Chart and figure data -
########################################
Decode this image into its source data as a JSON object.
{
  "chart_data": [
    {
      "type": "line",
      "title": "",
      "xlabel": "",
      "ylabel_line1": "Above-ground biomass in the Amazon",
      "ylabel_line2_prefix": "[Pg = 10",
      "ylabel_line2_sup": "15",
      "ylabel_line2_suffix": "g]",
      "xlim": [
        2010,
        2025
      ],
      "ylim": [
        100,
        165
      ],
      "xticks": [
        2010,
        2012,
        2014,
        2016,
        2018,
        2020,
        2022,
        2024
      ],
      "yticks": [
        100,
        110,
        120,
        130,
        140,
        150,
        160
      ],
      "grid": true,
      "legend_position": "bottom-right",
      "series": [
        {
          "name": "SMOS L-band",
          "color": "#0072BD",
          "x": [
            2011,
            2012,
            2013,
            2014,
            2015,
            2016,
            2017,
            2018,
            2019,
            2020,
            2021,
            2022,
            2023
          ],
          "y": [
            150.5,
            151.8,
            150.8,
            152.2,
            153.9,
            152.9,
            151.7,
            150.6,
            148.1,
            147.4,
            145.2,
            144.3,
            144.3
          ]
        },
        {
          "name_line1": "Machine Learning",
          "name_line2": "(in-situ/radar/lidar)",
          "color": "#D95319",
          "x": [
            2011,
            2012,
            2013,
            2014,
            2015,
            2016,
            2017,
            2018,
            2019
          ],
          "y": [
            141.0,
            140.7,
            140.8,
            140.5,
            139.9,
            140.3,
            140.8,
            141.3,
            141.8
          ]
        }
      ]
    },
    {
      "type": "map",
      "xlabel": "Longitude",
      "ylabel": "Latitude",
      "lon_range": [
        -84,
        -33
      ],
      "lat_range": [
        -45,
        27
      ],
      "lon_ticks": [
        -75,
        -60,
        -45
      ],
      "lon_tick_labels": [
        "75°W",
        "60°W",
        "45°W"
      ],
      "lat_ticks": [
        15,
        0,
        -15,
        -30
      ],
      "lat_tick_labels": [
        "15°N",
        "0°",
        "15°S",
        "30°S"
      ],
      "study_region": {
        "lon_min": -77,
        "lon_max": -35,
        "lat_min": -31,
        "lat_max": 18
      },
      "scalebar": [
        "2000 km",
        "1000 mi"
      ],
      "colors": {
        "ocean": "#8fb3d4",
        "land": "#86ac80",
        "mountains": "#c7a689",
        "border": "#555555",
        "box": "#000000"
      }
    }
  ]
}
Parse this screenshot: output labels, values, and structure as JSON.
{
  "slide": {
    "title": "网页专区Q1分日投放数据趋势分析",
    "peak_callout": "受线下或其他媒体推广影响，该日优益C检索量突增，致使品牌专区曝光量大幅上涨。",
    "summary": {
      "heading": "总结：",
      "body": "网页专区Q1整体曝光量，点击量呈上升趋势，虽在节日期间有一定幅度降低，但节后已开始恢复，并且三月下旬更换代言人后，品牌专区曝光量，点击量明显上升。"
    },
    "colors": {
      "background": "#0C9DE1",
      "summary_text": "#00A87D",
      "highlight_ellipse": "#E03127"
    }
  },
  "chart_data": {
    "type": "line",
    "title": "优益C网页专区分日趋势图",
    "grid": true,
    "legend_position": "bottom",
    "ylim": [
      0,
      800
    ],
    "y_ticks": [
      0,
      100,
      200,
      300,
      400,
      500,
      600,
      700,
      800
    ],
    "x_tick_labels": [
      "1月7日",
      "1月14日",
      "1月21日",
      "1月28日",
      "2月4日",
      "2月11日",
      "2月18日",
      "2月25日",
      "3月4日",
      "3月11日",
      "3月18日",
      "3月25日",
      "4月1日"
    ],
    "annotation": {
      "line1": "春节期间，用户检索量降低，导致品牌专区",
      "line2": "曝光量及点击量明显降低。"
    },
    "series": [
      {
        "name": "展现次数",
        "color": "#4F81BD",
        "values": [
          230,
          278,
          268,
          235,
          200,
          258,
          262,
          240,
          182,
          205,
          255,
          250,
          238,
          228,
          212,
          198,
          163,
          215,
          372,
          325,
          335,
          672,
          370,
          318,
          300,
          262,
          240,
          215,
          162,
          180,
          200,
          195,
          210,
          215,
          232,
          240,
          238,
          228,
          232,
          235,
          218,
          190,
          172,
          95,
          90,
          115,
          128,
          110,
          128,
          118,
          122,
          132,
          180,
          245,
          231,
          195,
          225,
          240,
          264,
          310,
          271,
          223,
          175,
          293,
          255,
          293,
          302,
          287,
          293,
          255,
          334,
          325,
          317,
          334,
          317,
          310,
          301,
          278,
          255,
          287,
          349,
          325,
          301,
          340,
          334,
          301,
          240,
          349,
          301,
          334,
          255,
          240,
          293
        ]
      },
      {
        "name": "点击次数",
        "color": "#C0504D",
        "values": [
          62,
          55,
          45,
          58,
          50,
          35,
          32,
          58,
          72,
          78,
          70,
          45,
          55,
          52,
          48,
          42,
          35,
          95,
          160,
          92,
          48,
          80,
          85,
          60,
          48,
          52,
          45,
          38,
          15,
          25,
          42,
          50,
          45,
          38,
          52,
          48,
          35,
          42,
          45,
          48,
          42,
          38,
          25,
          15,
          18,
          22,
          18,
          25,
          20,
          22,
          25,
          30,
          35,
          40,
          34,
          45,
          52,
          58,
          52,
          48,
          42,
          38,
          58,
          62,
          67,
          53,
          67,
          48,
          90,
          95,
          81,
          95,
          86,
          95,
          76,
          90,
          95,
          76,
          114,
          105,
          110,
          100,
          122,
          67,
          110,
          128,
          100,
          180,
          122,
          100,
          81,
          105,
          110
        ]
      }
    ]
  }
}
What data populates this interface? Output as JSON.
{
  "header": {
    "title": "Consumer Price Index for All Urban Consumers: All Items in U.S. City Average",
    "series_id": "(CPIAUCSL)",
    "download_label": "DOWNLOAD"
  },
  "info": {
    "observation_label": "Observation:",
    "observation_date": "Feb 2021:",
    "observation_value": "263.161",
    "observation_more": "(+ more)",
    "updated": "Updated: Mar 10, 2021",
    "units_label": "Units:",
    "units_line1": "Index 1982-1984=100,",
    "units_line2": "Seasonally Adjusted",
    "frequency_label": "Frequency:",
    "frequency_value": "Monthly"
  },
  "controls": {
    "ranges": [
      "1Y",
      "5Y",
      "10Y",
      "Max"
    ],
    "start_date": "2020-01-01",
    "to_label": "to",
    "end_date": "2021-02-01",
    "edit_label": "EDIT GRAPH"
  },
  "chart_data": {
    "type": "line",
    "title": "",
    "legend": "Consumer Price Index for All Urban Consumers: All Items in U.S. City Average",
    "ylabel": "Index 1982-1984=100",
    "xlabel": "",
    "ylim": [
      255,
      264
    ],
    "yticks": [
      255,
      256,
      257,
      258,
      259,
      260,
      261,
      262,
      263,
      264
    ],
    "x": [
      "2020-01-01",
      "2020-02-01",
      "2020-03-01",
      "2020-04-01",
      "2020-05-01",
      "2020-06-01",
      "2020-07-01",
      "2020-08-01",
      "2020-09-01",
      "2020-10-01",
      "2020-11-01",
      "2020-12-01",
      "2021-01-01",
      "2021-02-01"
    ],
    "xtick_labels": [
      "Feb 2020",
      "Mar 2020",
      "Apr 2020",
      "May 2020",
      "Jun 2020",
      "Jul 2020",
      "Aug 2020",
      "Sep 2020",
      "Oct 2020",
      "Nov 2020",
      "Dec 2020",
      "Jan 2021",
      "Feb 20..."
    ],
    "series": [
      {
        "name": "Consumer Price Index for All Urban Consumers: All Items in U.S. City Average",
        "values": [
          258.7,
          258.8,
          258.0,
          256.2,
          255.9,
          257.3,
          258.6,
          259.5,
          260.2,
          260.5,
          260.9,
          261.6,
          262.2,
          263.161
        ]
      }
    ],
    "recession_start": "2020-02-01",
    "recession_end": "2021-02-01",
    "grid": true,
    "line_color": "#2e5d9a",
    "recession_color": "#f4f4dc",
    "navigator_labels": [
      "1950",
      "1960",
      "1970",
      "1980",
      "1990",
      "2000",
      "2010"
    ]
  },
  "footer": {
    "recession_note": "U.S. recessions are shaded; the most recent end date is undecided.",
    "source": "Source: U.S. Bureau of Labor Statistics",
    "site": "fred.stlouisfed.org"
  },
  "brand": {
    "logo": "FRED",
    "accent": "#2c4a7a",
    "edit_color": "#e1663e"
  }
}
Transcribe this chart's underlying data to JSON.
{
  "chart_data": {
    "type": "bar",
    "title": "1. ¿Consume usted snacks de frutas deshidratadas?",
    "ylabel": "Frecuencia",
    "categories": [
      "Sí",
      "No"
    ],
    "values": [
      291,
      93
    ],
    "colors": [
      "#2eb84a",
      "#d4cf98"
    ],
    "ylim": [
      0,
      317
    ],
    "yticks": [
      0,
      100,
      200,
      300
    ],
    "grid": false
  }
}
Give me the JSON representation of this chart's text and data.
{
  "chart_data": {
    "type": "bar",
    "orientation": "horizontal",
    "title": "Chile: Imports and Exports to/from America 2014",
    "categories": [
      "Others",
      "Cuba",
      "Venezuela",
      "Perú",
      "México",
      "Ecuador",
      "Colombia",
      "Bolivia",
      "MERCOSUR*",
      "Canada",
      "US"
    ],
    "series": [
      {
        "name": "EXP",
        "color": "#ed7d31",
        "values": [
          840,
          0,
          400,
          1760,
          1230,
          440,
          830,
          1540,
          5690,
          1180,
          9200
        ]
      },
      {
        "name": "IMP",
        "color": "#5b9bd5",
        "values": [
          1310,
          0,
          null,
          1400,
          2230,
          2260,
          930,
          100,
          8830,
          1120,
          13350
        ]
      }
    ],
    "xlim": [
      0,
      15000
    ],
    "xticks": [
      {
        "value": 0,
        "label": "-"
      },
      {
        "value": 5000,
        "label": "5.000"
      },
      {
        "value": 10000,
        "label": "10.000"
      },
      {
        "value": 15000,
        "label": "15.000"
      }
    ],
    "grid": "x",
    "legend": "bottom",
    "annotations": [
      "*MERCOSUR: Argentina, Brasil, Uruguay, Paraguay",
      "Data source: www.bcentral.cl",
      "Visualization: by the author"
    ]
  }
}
########################################
TASK DESCRIPTION - Pull every line containing "this" from the data.

SOLUTION TO THE EXERCISE -
Decode this image into its source data as a JSON object.
Parse this screenshot: output labels, values, and structure as JSON.
What data populates this interface? Output as JSON.
Transcribe this chart's underlying data to JSON.
Give me the JSON representation of this chart's text and data.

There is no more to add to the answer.